[Task details] Leave the images out and repeat the data exactly as given.

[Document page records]
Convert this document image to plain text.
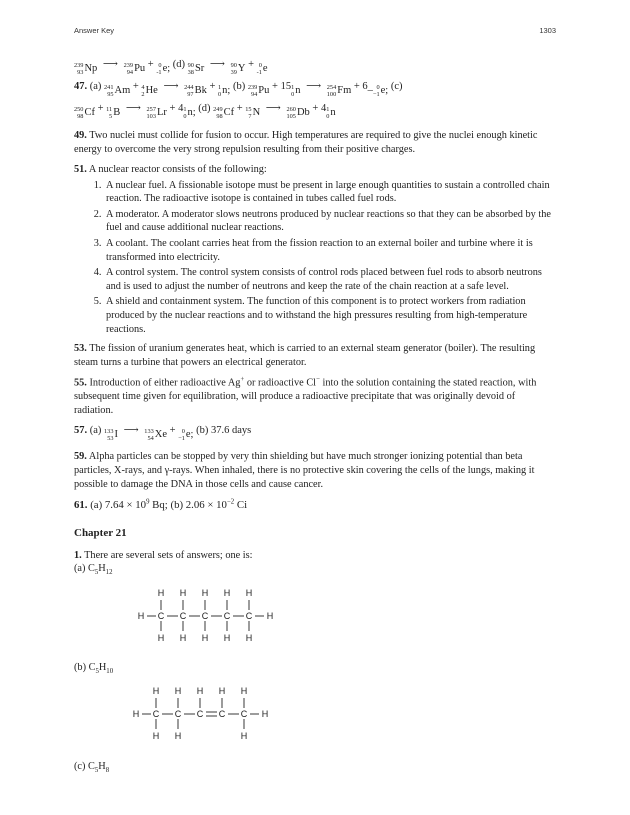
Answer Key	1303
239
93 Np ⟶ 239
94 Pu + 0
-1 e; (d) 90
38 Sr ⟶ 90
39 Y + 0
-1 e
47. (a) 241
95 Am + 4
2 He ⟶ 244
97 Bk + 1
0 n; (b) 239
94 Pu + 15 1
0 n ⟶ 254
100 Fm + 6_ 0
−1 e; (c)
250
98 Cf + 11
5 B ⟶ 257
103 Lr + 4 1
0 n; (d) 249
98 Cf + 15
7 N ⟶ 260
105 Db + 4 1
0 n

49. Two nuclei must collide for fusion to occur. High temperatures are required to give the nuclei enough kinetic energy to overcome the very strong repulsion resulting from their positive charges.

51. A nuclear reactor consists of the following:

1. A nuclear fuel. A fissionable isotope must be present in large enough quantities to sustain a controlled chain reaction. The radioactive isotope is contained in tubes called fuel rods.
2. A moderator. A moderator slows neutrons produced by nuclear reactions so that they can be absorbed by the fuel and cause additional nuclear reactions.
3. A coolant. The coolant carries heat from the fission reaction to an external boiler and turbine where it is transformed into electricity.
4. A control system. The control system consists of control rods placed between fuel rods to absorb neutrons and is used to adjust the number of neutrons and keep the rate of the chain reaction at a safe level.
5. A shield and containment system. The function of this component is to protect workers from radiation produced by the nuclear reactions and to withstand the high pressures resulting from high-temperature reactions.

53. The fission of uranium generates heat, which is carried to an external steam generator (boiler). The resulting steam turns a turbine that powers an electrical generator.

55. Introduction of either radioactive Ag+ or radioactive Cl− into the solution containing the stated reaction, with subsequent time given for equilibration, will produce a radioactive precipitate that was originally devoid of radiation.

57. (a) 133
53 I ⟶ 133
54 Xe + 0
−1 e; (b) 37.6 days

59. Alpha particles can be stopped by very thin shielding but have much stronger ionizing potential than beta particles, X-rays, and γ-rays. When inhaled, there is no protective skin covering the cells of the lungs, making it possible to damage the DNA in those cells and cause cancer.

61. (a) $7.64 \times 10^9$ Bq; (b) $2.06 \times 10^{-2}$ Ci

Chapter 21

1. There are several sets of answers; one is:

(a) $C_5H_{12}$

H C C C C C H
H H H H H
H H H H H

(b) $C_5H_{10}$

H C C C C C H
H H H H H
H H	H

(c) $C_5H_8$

[Reply]
Convert this document image to plain text.
Answer Key	1303
239
93 Np ⟶ 239
94 Pu + 0
-1 e; (d) 90
38 Sr ⟶ 90
39 Y + 0
-1 e
47. (a) 241
95 Am + 4
2 He ⟶ 244
97 Bk + 1
0 n; (b) 239
94 Pu + 15 1
0 n ⟶ 254
100 Fm + 6_ 0
−1 e; (c)
250
98 Cf + 11
5 B ⟶ 257
103 Lr + 4 1
0 n; (d) 249
98 Cf + 15
7 N ⟶ 260
105 Db + 4 1
0 n

49. Two nuclei must collide for fusion to occur. High temperatures are required to give the nuclei enough kinetic energy to overcome the very strong repulsion resulting from their positive charges.

51. A nuclear reactor consists of the following:

1. A nuclear fuel. A fissionable isotope must be present in large enough quantities to sustain a controlled chain reaction. The radioactive isotope is contained in tubes called fuel rods.
2. A moderator. A moderator slows neutrons produced by nuclear reactions so that they can be absorbed by the fuel and cause additional nuclear reactions.
3. A coolant. The coolant carries heat from the fission reaction to an external boiler and turbine where it is transformed into electricity.
4. A control system. The control system consists of control rods placed between fuel rods to absorb neutrons and is used to adjust the number of neutrons and keep the rate of the chain reaction at a safe level.
5. A shield and containment system. The function of this component is to protect workers from radiation produced by the nuclear reactions and to withstand the high pressures resulting from high-temperature reactions.

53. The fission of uranium generates heat, which is carried to an external steam generator (boiler). The resulting steam turns a turbine that powers an electrical generator.

55. Introduction of either radioactive Ag+ or radioactive Cl− into the solution containing the stated reaction, with subsequent time given for equilibration, will produce a radioactive precipitate that was originally devoid of radiation.

57. (a) 133
53 I ⟶ 133
54 Xe + 0
−1 e; (b) 37.6 days

59. Alpha particles can be stopped by very thin shielding but have much stronger ionizing potential than beta particles, X-rays, and γ-rays. When inhaled, there is no protective skin covering the cells of the lungs, making it possible to damage the DNA in those cells and cause cancer.

61. (a) $7.64 \times 10^9$ Bq; (b) $2.06 \times 10^{-2}$ Ci

Chapter 21

1. There are several sets of answers; one is:

(a) $C_5H_{12}$

H C C C C C H
H H H H H
H H H H H

(b) $C_5H_{10}$

H C C C C C H
H H H H H
H H	H

(c) $C_5H_8$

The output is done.